WORK INSTRUCTION - Pick up after the final sentence of the abstract on exercise-induced blood pressure changes in young trained and untrained people, and continue that text.

PASSAGE SHOWN -
☆ ☆ ☆ ☆

Differences in exercise‐induced blood pressure changes between young trained and untrained individuals

Kenji Nakamura 1, Takeshi Fujiwara 2, Satoshi Hoshide 2, Yusuke Ishiyama 2, Mizuri Taki 2, Seiji Ozawa 1, Kazuomi Kario 2,
PMCID: PMC8678678  PMID: 33455054

Abstract

There are no studies assessing short‐term blood pressure (BP) changes induced by daily exercise load in young trained individuals. The authors enrolled 25 healthy, trained (mean age 19.7 ± 0.1 years, 36% female) and 26 healthy, untrained (mean age 20.4 ± 0.3 years, 50% female) individuals and measured BP after the Master two‐step test. Among them, 42 individuals underwent echocardiography after BP measurements to assess left ventricular mass index (LVMI). The baseline systolic BP (SBP) levels of trained and untrained individuals were 122.7 ± 2.9 versus 117.4 ± 1.5 mmHg, respectively (p = .016). Trained individuals showed a significant suppression of the SBP increase soon after exercise loads and lower SBP levels at 1, 2, and 3 min after exercise loads compared with untrained individuals. The peak SBP level over the study period was also significantly lower in trained individuals than in untrained individuals: 156.4 ± 3.3 versus 183.7 ± 5.2 mmHg (p < .001). Trained individuals showed significantly higher LVMI compared with untrained individuals: 129.4 versus 101.6 g/m2 (p < .001). These findings demonstrated that trained individuals showed significant suppression of short‐term BP variability in response to by daily exercise loads and prompt SBP recovery from acute exercise loads compared with untrained individuals. Our results would be useful to understand short‐term BPV and LV hypertrophy induced by adaptive responses of the heart to regular exercise loads.

☆ ☆ ☆ ☆

PROVIDED DATA -
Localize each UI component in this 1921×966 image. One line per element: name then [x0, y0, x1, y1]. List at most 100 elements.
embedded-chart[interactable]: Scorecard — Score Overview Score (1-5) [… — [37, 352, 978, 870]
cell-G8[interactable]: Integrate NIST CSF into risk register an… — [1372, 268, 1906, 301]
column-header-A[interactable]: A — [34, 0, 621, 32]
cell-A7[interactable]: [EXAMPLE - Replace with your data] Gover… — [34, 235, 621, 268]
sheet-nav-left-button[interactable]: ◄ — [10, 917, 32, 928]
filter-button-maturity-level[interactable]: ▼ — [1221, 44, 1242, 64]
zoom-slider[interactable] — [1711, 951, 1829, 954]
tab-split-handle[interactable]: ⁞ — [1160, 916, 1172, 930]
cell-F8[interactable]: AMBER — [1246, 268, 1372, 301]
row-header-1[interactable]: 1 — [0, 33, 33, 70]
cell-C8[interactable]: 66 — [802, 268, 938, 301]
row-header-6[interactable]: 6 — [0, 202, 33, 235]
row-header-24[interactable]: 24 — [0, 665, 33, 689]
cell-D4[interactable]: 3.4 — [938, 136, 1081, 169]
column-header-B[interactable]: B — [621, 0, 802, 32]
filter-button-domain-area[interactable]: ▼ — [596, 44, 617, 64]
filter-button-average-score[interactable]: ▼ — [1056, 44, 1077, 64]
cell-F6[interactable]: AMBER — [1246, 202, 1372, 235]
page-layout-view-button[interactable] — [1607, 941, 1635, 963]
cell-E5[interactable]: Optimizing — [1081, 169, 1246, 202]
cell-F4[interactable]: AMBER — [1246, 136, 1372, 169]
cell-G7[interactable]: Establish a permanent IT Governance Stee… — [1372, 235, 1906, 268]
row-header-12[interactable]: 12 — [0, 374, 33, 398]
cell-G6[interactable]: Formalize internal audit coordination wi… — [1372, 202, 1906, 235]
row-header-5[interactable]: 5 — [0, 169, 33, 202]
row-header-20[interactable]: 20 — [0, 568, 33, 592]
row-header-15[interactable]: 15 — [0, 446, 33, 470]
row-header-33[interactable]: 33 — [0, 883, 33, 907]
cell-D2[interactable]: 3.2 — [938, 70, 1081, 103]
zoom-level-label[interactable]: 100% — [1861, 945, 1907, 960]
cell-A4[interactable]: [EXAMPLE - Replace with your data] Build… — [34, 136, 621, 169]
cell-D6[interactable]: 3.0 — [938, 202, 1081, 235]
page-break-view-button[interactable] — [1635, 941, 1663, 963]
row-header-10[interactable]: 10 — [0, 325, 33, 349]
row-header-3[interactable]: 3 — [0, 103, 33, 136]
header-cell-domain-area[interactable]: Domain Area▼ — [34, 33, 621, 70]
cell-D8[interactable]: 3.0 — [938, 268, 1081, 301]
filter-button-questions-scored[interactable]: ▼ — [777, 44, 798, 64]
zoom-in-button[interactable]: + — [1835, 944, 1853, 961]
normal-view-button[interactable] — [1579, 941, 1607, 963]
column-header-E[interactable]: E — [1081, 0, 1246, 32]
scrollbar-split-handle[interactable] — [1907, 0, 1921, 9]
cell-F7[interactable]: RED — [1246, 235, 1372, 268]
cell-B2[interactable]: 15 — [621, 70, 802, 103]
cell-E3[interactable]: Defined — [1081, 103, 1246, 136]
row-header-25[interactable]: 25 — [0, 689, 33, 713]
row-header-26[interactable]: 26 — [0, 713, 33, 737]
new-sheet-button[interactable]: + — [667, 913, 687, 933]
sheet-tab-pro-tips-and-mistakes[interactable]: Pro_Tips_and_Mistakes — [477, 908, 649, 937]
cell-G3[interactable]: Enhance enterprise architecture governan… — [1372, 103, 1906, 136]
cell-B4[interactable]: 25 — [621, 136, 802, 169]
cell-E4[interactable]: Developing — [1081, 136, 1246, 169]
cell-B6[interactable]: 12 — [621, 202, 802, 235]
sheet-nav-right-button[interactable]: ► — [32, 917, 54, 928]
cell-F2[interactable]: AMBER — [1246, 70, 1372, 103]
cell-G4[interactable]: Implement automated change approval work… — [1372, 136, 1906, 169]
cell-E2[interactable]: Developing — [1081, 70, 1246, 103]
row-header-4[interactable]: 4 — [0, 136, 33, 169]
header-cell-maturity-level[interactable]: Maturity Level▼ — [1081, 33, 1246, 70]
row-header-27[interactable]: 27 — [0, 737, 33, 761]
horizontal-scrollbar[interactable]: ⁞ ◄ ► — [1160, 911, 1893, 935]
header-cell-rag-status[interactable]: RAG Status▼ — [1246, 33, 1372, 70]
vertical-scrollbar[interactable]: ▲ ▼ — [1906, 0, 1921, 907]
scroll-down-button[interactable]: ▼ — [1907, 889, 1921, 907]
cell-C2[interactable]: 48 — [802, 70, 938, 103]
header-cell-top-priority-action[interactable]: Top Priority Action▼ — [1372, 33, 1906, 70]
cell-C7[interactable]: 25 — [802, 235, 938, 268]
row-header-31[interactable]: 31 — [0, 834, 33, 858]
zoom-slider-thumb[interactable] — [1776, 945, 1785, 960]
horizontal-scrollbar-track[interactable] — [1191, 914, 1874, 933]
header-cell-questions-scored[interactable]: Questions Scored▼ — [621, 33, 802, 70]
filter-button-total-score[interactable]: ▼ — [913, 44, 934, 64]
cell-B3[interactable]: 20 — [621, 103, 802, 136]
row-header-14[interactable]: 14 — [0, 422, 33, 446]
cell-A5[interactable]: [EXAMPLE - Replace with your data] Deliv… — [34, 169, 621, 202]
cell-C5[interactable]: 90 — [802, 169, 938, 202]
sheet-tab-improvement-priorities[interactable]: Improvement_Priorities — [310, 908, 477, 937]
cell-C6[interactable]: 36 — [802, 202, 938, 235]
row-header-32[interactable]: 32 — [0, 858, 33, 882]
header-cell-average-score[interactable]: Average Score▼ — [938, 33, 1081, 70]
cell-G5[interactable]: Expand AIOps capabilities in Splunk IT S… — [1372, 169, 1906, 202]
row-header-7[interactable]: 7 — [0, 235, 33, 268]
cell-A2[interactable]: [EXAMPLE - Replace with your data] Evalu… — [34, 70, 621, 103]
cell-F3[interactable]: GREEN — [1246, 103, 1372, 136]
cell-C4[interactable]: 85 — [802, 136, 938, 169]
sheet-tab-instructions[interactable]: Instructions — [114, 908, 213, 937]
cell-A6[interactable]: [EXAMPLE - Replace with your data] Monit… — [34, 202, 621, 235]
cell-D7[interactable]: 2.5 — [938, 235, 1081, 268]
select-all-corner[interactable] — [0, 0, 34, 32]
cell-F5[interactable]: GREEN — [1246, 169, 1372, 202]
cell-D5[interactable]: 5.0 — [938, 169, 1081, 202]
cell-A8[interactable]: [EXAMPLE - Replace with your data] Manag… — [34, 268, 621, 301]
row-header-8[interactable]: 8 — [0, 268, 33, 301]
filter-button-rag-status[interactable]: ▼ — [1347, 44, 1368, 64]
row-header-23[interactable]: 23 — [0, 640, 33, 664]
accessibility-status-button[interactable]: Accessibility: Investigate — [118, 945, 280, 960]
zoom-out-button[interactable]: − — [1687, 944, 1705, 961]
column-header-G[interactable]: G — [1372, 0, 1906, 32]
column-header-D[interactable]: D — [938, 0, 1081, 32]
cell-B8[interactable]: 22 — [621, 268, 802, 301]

☆ ☆ ☆ ☆

EXERCISE ANSWER -
Keywords: blood pressure, exercise tolerance, exercise‐induced change, left ventricular mass index, young trained individuals

1. INTRODUCTION

Recent epidemical and clinical studies have shown that not only mean blood pressure (BP) levels but also BP variability (BPV) is associated with cardiovascular target organ damage and incident cardiovascular disease outcomes in general populations. 1 , 2 , 3 , 4 Among several BPV parameters, short‐term BPV is affected by various types of intrinsic factors, such as increased central sympathetic drive and reduced arterial and cardiopulmonary reflexes, 5 increased arterial stiffness, 6 , 7 and humoral 8 and genetic factors. 9 In general, BP levels tend to increase in response to physical exercise, 10 and the degree of increase in BP by exercise loads may depend on differences in age, sex, type of exercise, and exercise tolerance.

Exercise is recommended not only for patients with hypertension but also for all individuals other than those with normal BP, 11 and an increase of physical performance by continued exercise lowers the prevalence of various chronic diseases 12 and mortality. 13 In regard to the association between exercise and exercise‐induced BPV, previous studies assessed the BP changes by maximal exercise loads in trained individuals. 14 , 15 Those studies demonstrated that trained individuals showed higher BP responses by maximal exercise, which in turn indicated that the trained individuals might have an adaptive response that was associated with increased cardiac output. In addition, trained individuals have been reported to exhibit physiological cardiac hypertrophy by adaptive responses. 16 , 17 On the other hand, there have been no studies assessing the BP changes induced by daily exercise loads, rather than maximal exercise, in trained individuals. If the clinical implications of short‐term BPV induced by daily exercise levels were clarified, the results would be useful to elucidate the adaptive response to exercise loads in trained individuals.

In the present study, we investigated the BP changes by daily exercise loads between trained and untrained individuals. We hypothesized that trained individuals would show lesser short‐term BPV in response to daily exercise loads compared with untrained individuals via an adaptive cardiac response.

2. METHODS

2.1. Study participants

Fifty‐five healthy participants were recruited at the Takasaki University of Health and Welfare, Gunma Prefecture, Japan. We defined the participants who had belonged to athletic clubs and trained for more than 2 h a day more than 4 days a week as trained individuals, and those who did not belong to any athletic club and had no exercise habits as untrained individuals. The ethics committee of the Takasaki University of Health and Welfare (Takasaki, Japan) approved the study.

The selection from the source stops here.